**DATA RECORDS**
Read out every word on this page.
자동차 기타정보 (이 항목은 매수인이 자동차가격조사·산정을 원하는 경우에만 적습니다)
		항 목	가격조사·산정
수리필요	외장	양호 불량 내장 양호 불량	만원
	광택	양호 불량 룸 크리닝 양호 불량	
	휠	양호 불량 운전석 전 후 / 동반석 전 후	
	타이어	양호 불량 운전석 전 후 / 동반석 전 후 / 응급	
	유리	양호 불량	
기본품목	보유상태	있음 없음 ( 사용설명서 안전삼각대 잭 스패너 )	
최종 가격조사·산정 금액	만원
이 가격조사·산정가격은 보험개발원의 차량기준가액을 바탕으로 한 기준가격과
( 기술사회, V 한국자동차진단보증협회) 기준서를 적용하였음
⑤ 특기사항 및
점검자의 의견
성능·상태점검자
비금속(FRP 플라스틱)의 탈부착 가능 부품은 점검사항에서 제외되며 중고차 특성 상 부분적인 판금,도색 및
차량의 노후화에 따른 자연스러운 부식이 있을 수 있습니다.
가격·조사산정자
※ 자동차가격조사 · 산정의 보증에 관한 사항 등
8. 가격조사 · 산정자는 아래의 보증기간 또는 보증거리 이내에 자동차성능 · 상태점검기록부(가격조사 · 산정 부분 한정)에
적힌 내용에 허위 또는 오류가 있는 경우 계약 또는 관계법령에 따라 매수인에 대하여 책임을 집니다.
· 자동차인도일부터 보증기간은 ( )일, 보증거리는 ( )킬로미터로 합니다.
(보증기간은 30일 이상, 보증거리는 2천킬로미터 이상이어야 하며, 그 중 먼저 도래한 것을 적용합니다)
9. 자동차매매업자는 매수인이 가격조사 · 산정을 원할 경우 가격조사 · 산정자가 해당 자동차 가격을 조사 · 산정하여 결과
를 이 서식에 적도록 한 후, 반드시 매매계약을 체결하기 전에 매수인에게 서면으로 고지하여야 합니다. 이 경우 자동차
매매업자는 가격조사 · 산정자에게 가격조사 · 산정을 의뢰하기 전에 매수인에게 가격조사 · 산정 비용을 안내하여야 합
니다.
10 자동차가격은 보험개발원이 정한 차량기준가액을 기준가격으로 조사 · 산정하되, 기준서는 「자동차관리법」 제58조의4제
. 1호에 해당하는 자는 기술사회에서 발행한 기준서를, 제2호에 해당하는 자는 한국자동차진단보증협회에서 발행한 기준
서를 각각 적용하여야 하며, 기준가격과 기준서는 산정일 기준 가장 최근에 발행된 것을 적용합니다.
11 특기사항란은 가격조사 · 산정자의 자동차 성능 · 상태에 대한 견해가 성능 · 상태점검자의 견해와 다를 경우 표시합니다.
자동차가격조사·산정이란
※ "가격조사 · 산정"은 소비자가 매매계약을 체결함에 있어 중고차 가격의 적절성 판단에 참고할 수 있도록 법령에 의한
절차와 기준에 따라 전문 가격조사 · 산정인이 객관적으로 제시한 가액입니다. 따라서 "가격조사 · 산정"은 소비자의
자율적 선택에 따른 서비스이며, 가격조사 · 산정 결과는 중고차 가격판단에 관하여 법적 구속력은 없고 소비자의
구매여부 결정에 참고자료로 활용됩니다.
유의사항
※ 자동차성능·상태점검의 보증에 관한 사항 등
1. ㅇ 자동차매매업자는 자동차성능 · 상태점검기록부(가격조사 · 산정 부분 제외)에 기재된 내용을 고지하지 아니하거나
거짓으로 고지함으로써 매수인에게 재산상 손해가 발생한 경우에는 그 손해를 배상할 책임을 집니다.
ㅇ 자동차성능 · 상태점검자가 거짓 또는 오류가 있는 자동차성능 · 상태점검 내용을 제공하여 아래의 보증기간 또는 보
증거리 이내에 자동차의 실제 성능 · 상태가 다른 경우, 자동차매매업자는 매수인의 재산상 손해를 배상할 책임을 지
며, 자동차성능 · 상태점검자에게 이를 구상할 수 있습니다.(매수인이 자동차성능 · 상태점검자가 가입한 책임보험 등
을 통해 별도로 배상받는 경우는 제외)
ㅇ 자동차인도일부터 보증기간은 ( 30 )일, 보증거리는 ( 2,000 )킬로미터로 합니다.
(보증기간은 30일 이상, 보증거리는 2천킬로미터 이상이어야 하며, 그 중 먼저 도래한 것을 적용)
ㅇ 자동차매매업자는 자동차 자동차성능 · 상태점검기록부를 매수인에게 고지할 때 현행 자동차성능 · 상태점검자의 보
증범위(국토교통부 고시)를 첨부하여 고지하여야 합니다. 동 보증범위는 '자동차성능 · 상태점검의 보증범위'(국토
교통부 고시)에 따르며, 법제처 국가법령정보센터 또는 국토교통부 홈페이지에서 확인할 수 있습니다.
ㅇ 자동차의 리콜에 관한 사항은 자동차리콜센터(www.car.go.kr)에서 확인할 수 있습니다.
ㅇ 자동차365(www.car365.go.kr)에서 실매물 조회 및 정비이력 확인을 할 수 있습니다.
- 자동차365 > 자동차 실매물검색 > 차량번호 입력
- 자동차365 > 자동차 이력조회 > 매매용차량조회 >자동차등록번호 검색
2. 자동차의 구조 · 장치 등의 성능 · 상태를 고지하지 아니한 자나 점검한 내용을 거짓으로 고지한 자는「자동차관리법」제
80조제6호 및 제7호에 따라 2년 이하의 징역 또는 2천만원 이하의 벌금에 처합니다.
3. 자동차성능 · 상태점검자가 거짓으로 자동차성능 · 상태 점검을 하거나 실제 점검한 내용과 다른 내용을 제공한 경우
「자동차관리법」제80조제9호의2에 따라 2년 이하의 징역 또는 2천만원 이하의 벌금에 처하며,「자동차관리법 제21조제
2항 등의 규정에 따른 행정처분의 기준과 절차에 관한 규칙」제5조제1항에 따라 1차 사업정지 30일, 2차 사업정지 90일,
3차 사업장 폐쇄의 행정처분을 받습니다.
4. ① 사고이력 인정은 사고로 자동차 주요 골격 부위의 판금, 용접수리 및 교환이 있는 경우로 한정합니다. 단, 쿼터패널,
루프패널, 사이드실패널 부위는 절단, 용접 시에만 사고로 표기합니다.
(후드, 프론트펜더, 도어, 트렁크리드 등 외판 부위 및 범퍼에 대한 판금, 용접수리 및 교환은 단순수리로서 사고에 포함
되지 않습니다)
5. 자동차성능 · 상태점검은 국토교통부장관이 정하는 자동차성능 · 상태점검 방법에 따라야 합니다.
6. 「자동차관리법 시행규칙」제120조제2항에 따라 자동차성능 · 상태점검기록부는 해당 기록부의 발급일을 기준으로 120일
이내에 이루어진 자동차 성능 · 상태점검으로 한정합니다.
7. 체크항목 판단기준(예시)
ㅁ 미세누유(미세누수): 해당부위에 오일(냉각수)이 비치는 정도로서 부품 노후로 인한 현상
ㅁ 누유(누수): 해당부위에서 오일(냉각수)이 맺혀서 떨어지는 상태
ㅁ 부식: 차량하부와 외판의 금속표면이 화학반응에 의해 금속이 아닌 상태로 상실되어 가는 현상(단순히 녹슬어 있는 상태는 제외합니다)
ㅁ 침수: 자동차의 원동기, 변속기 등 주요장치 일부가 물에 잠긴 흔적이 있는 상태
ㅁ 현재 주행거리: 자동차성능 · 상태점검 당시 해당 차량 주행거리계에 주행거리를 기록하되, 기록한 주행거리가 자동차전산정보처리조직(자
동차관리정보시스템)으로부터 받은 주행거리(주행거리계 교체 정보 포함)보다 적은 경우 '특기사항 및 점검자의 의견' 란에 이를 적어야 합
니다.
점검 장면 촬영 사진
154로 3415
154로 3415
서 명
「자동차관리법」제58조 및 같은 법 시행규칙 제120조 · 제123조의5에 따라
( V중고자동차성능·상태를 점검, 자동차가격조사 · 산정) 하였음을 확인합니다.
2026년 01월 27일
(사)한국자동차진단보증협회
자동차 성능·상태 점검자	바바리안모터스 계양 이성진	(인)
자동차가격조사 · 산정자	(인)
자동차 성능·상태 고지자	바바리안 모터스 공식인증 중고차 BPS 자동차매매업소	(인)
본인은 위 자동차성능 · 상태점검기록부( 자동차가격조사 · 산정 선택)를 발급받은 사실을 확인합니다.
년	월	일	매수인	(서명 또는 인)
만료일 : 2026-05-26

**WHAT IS NEEDED**
State how many lines in the records above contain the word "적용합니다", giving only the number.

**IN RESPONSE**
2